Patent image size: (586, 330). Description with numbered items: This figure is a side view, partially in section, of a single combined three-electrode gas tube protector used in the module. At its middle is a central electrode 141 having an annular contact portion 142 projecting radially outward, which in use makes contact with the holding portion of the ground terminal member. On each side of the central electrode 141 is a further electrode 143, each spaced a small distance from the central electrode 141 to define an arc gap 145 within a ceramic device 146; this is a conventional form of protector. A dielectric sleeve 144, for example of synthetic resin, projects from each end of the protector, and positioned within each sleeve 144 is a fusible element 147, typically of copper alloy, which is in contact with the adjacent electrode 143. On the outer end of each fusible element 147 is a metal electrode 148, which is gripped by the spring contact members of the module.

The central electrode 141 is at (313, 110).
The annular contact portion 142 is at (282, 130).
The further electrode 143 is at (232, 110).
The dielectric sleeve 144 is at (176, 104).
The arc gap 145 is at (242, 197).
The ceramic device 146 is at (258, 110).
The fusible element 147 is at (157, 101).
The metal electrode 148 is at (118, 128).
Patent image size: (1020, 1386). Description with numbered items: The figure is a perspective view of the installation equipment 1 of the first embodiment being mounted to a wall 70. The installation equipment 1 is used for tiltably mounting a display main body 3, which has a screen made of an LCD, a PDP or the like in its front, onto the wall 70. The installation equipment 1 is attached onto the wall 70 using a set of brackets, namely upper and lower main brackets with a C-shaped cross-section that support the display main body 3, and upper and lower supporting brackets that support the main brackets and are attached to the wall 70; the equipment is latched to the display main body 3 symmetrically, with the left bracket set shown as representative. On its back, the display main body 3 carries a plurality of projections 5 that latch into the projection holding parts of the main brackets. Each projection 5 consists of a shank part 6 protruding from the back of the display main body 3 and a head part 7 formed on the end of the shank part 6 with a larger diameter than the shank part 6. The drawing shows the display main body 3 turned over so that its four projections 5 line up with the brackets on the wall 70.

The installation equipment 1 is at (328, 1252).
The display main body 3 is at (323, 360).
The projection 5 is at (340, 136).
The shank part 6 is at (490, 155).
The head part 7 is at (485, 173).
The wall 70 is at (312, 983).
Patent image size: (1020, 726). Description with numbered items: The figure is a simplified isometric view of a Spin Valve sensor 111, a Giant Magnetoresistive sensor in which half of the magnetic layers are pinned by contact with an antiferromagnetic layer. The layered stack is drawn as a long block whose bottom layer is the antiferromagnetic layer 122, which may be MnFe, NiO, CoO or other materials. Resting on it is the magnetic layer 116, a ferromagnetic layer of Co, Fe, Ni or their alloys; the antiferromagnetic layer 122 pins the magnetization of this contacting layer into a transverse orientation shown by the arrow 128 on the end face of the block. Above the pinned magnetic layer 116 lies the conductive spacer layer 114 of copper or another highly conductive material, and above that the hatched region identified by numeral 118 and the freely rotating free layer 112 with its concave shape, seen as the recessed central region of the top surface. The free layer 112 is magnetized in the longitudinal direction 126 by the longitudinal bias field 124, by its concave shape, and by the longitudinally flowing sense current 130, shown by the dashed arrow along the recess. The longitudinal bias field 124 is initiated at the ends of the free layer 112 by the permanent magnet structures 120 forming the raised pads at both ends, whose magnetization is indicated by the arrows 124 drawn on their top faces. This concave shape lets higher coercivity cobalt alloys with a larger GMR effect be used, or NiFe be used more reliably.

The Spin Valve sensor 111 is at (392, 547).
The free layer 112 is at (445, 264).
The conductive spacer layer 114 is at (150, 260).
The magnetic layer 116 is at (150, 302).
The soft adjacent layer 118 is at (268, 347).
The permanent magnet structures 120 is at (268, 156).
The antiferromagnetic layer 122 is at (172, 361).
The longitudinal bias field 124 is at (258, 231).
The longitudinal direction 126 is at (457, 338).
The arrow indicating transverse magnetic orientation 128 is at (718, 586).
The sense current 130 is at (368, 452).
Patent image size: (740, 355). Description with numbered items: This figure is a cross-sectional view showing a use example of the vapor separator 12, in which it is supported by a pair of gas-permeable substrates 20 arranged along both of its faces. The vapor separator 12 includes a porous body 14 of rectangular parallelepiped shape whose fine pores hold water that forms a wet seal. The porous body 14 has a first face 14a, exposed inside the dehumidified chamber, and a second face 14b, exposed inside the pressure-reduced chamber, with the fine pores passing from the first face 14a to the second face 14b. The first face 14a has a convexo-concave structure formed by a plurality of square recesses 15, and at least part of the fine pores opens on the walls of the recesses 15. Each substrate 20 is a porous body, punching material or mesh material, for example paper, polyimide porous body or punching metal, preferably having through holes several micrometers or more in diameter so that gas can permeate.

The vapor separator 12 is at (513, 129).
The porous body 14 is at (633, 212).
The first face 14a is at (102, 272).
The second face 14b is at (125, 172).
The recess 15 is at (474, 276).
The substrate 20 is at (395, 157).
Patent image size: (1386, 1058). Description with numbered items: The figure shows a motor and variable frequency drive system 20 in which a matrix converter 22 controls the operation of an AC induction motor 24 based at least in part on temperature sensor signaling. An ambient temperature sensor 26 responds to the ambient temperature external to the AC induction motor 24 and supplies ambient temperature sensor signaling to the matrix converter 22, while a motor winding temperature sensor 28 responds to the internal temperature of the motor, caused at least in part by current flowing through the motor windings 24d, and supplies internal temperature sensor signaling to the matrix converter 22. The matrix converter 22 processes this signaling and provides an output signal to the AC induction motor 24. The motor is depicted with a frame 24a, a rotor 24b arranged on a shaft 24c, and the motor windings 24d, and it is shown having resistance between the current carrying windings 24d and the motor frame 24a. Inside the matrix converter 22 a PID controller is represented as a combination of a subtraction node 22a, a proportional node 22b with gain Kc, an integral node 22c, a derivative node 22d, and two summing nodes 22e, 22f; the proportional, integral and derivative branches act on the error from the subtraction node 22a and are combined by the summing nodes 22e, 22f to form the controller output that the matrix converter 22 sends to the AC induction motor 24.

******************************

== Exercise directions ==
Render the data from its first line through the line containing "The metal electrode 148 is at (118, 128)." as a Markdown table with the columns "No." and "Entry", giving each line a sequential number and leaving out blank lines.

== Answer to the problem ==
| No. | Entry |
|---|---|
| 1 | Patent image size: (586, 330). Description with numbered items: This figure is a side view, partially in section, of a single combined three-electrode gas tube protector used in the module. At its middle is a central electrode 141 having an annular contact portion 142 projecting radially outward, which in use makes contact with the holding portion of the ground terminal member. On each side of the central electrode 141 is a further electrode 143, each spaced a small distance from the central electrode 141 to define an arc gap 145 within a ceramic device 146; this is a conventional form of protector. A dielectric sleeve 144, for example of synthetic resin, projects from each end of the protector, and positioned within each sleeve 144 is a fusible element 147, typically of copper alloy, which is in contact with the adjacent electrode 143. On the outer end of each fusible element 147 is a metal electrode 148, which is gripped by the spring contact members of the module. |
| 2 | The central electrode 141 is at (313, 110). |
| 3 | The annular contact portion 142 is at (282, 130). |
| 4 | The further electrode 143 is at (232, 110). |
| 5 | The dielectric sleeve 144 is at (176, 104). |
| 6 | The arc gap 145 is at (242, 197). |
| 7 | The ceramic device 146 is at (258, 110). |
| 8 | The fusible element 147 is at (157, 101). |
| 9 | The metal electrode 148 is at (118, 128). |